Data to process =>
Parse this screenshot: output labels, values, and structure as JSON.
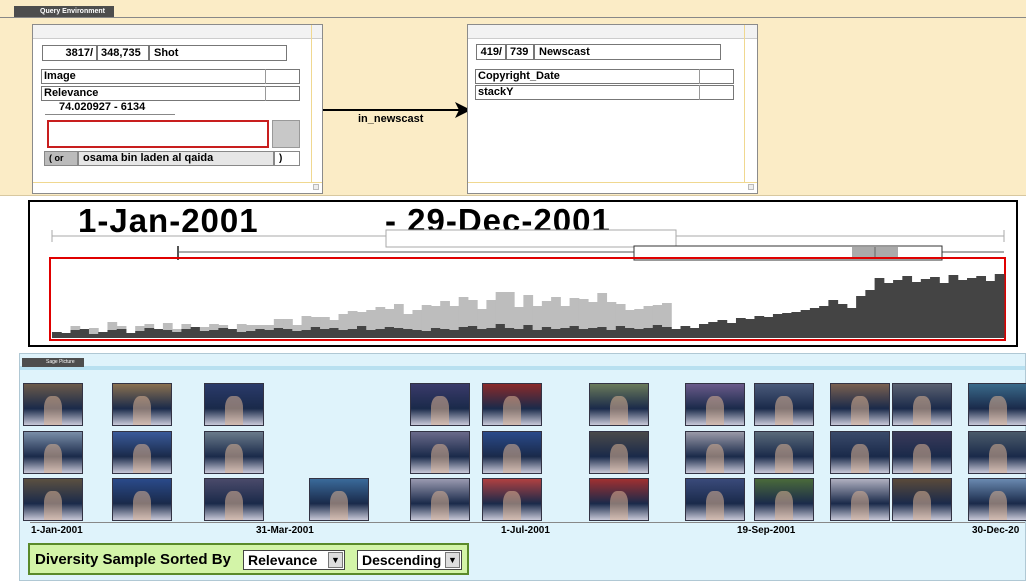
{
  "query_env": {
    "tab_label": "Query Environment",
    "shot_panel": {
      "count": "3817/",
      "total": "348,735",
      "entity": "Shot",
      "rows": [
        "Image",
        "Relevance"
      ],
      "range_text": "74.020927  - 6134",
      "or_label": "( or",
      "query_text": "osama bin laden al qaida",
      "close_paren": ")"
    },
    "relation_label": "in_newscast",
    "newscast_panel": {
      "count": "419/",
      "total": "739",
      "entity": "Newscast",
      "rows": [
        "Copyright_Date",
        "stackY"
      ]
    }
  },
  "timeline": {
    "start_date": "1-Jan-2001",
    "end_date": "- 29-Dec-2001",
    "histogram_dark": [
      6,
      5,
      8,
      9,
      4,
      6,
      8,
      9,
      5,
      7,
      10,
      9,
      8,
      6,
      9,
      11,
      7,
      8,
      10,
      9,
      6,
      7,
      9,
      8,
      10,
      9,
      7,
      8,
      11,
      9,
      10,
      8,
      9,
      12,
      8,
      9,
      11,
      10,
      9,
      8,
      7,
      10,
      9,
      8,
      11,
      12,
      9,
      10,
      14,
      10,
      9,
      13,
      8,
      11,
      9,
      10,
      12,
      9,
      10,
      11,
      8,
      12,
      10,
      9,
      10,
      13,
      11,
      9,
      12,
      10,
      14,
      16,
      18,
      15,
      20,
      19,
      22,
      21,
      24,
      25,
      26,
      28,
      30,
      32,
      38,
      34,
      30,
      42,
      48,
      60,
      55,
      58,
      62,
      56,
      59,
      61,
      55,
      63,
      58,
      60,
      62,
      57,
      64
    ],
    "histogram_light": [
      0,
      0,
      4,
      0,
      6,
      0,
      8,
      3,
      0,
      5,
      4,
      0,
      7,
      3,
      5,
      0,
      4,
      6,
      3,
      0,
      8,
      6,
      4,
      5,
      9,
      10,
      6,
      14,
      10,
      12,
      8,
      16,
      18,
      14,
      20,
      22,
      18,
      24,
      15,
      20,
      26,
      22,
      28,
      24,
      30,
      26,
      20,
      28,
      32,
      36,
      22,
      30,
      24,
      26,
      32,
      22,
      28,
      30,
      26,
      34,
      28,
      22,
      18,
      20,
      22,
      20,
      24,
      0,
      0,
      0,
      0,
      0,
      0,
      0,
      0,
      0,
      0,
      0,
      0,
      0,
      0,
      0,
      0,
      0,
      0,
      0,
      0,
      0,
      0,
      0,
      0,
      0,
      0,
      0,
      0,
      0,
      0,
      0,
      0,
      0,
      0,
      0,
      0
    ]
  },
  "sage": {
    "tab_label": "Sage Picture",
    "axis_dates": [
      "1-Jan-2001",
      "31-Mar-2001",
      "1-Jul-2001",
      "19-Sep-2001",
      "30-Dec-20"
    ],
    "thumb_colors": [
      "#6b5a4a",
      "#7a8ea8",
      "#5b5040",
      "#8a7050",
      "#3a5a9a",
      "#2a4a8a",
      "#2a3a6a",
      "#6a7a8a",
      "#4a4a6a",
      "#3a6a9a",
      "#3a3a6a",
      "#6a6a8a",
      "#9a9ab0",
      "#8a2a2a",
      "#2a4a8a",
      "#b04040",
      "#6a7a5a",
      "#4a4a4a",
      "#a03030",
      "#6a5a8a",
      "#9a9aa8",
      "#3a4a7a",
      "#4a5a7a",
      "#5a6a7a",
      "#4a6a3a",
      "#7a6050",
      "#3a4a6a",
      "#b0b0c0",
      "#5a6070",
      "#3a3a5a",
      "#5a4a3a",
      "#3a6a8a",
      "#4a5a6a",
      "#6a8ab0",
      "#6a5a4a",
      "#3a5a8a"
    ]
  },
  "diversity": {
    "label": "Diversity Sample Sorted By",
    "sort_field": "Relevance",
    "sort_order": "Descending"
  }
}
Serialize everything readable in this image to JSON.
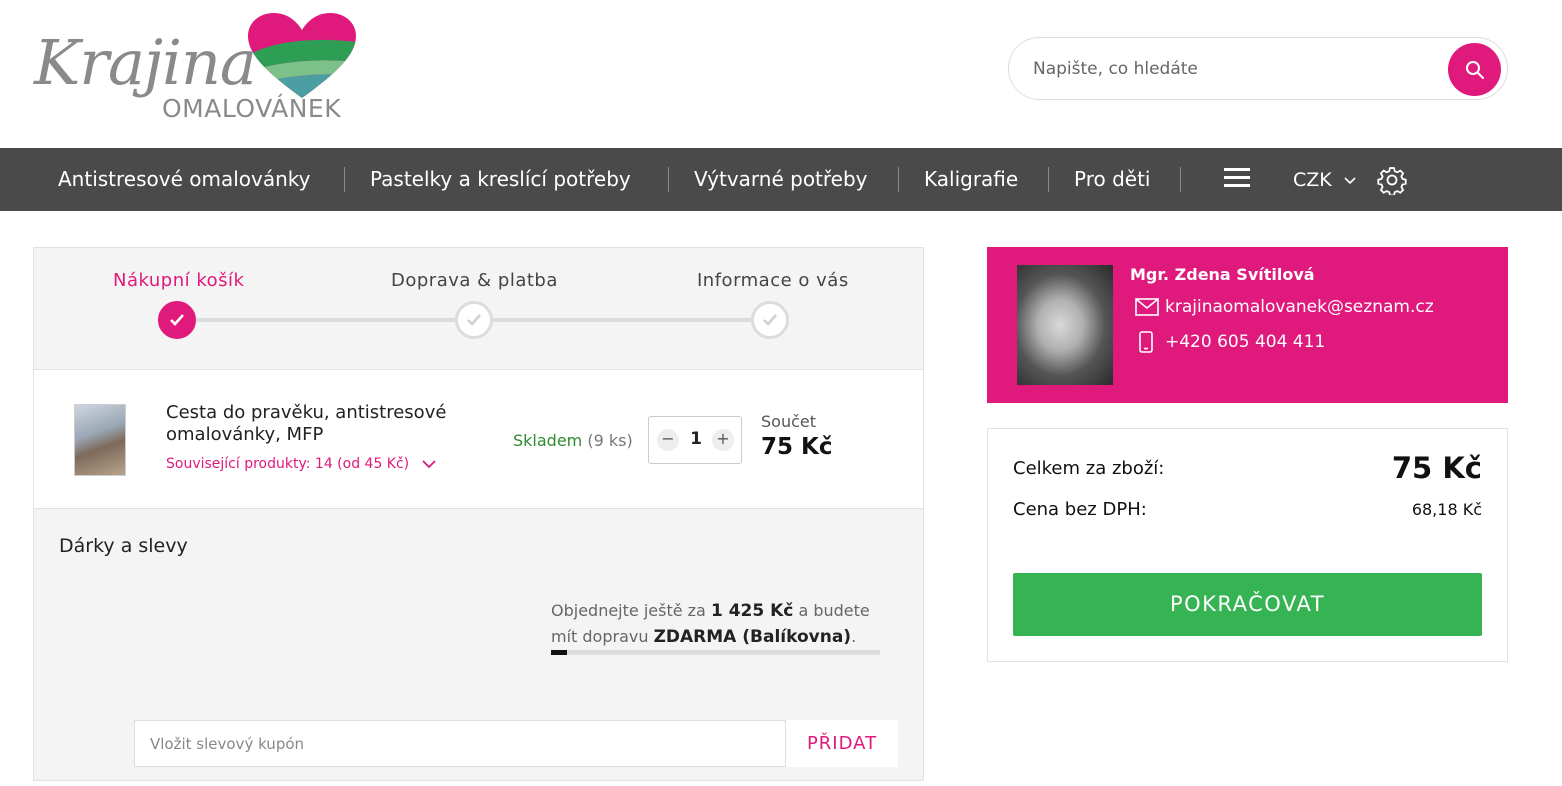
{
  "brand": {
    "logo_main": "Krajina",
    "logo_sub": "OMALOVÁNEK",
    "colors": {
      "accent": "#e0197d",
      "nav_bg": "#4a4a4a",
      "success": "#36b352",
      "stock": "#2e8b2e"
    }
  },
  "search": {
    "placeholder": "Napište, co hledáte",
    "icon": "search-icon"
  },
  "nav": {
    "items": [
      {
        "label": "Antistresové omalovánky"
      },
      {
        "label": "Pastelky a kreslící potřeby"
      },
      {
        "label": "Výtvarné potřeby"
      },
      {
        "label": "Kaligrafie"
      },
      {
        "label": "Pro děti"
      }
    ],
    "menu_icon": "hamburger-icon",
    "currency": "CZK",
    "settings_icon": "gear-icon"
  },
  "steps": [
    {
      "label": "Nákupní košík",
      "active": true
    },
    {
      "label": "Doprava & platba",
      "active": false
    },
    {
      "label": "Informace o vás",
      "active": false
    }
  ],
  "cart": {
    "item": {
      "name": "Cesta do pravěku, antistresové omalovánky, MFP",
      "related": "Související produkty: 14 (od 45 Kč)",
      "stock_label": "Skladem",
      "stock_qty": "(9 ks)",
      "quantity": "1",
      "sum_label": "Součet",
      "sum_value": "75 Kč"
    },
    "gifts_title": "Dárky a slevy",
    "shipping": {
      "text_before": "Objednejte ještě za ",
      "amount": "1 425 Kč",
      "text_middle": " a budete mít dopravu ",
      "free_label": "ZDARMA (Balíkovna)",
      "text_after": ".",
      "progress": 0.05
    },
    "coupon": {
      "placeholder": "Vložit slevový kupón",
      "button": "PŘIDAT"
    }
  },
  "contact": {
    "name": "Mgr. Zdena Svítilová",
    "email": "krajinaomalovanek@seznam.cz",
    "phone": "+420 605 404 411"
  },
  "summary": {
    "total_label": "Celkem za zboží:",
    "total_value": "75 Kč",
    "net_label": "Cena bez DPH:",
    "net_value": "68,18 Kč",
    "continue_button": "POKRAČOVAT"
  }
}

Requirement =>
Pull every line containing the word "icon" out of the material.

The solution =>
    "icon": "search-icon"
    "menu_icon": "hamburger-icon",
    "settings_icon": "gear-icon"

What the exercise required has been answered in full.